### YOUR TASK
Extract all of the data and reproduce it precisely.

### DATA LINES
= = = =

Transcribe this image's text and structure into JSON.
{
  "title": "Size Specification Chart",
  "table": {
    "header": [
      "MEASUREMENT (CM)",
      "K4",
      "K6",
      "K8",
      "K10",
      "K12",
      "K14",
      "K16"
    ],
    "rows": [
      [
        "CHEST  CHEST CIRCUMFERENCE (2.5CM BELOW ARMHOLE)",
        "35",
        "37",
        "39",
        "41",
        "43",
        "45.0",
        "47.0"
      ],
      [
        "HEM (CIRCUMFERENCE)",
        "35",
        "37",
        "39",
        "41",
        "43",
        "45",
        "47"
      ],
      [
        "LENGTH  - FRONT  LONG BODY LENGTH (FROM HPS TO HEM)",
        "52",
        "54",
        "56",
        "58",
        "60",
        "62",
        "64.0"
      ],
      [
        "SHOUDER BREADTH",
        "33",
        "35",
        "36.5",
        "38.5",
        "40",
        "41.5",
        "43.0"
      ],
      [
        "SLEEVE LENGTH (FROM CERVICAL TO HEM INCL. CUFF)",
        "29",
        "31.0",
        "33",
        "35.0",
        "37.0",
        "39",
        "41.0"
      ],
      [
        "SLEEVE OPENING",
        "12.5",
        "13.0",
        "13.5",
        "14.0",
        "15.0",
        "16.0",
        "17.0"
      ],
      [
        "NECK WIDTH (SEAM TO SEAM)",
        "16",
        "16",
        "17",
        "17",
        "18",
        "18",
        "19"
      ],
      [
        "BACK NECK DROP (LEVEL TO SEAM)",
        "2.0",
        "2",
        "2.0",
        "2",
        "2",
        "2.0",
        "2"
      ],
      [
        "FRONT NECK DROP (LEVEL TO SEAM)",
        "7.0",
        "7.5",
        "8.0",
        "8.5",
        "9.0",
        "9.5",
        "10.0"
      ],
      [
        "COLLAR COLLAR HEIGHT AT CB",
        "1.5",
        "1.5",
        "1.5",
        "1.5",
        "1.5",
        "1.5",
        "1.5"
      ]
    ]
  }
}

= = = =

### COMPLETED TASK
Transcribe this image's text and structure into JSON.
{
  "title": "Size Specification Chart",
  "table": {
    "header": [
      "MEASUREMENT (CM)",
      "K4",
      "K6",
      "K8",
      "K10",
      "K12",
      "K14",
      "K16"
    ],
    "rows": [
      [
        "CHEST  CHEST CIRCUMFERENCE (2.5CM BELOW ARMHOLE)",
        "35",
        "37",
        "39",
        "41",
        "43",
        "45.0",
        "47.0"
      ],
      [
        "HEM (CIRCUMFERENCE)",
        "35",
        "37",
        "39",
        "41",
        "43",
        "45",
        "47"
      ],
      [
        "LENGTH  - FRONT  LONG BODY LENGTH (FROM HPS TO HEM)",
        "52",
        "54",
        "56",
        "58",
        "60",
        "62",
        "64.0"
      ],
      [
        "SHOUDER BREADTH",
        "33",
        "35",
        "36.5",
        "38.5",
        "40",
        "41.5",
        "43.0"
      ],
      [
        "SLEEVE LENGTH (FROM CERVICAL TO HEM INCL. CUFF)",
        "29",
        "31.0",
        "33",
        "35.0",
        "37.0",
        "39",
        "41.0"
      ],
      [
        "SLEEVE OPENING",
        "12.5",
        "13.0",
        "13.5",
        "14.0",
        "15.0",
        "16.0",
        "17.0"
      ],
      [
        "NECK WIDTH (SEAM TO SEAM)",
        "16",
        "16",
        "17",
        "17",
        "18",
        "18",
        "19"
      ],
      [
        "BACK NECK DROP (LEVEL TO SEAM)",
        "2.0",
        "2",
        "2.0",
        "2",
        "2",
        "2.0",
        "2"
      ],
      [
        "FRONT NECK DROP (LEVEL TO SEAM)",
        "7.0",
        "7.5",
        "8.0",
        "8.5",
        "9.0",
        "9.5",
        "10.0"
      ],
      [
        "COLLAR COLLAR HEIGHT AT CB",
        "1.5",
        "1.5",
        "1.5",
        "1.5",
        "1.5",
        "1.5",
        "1.5"
      ]
    ]
  }
}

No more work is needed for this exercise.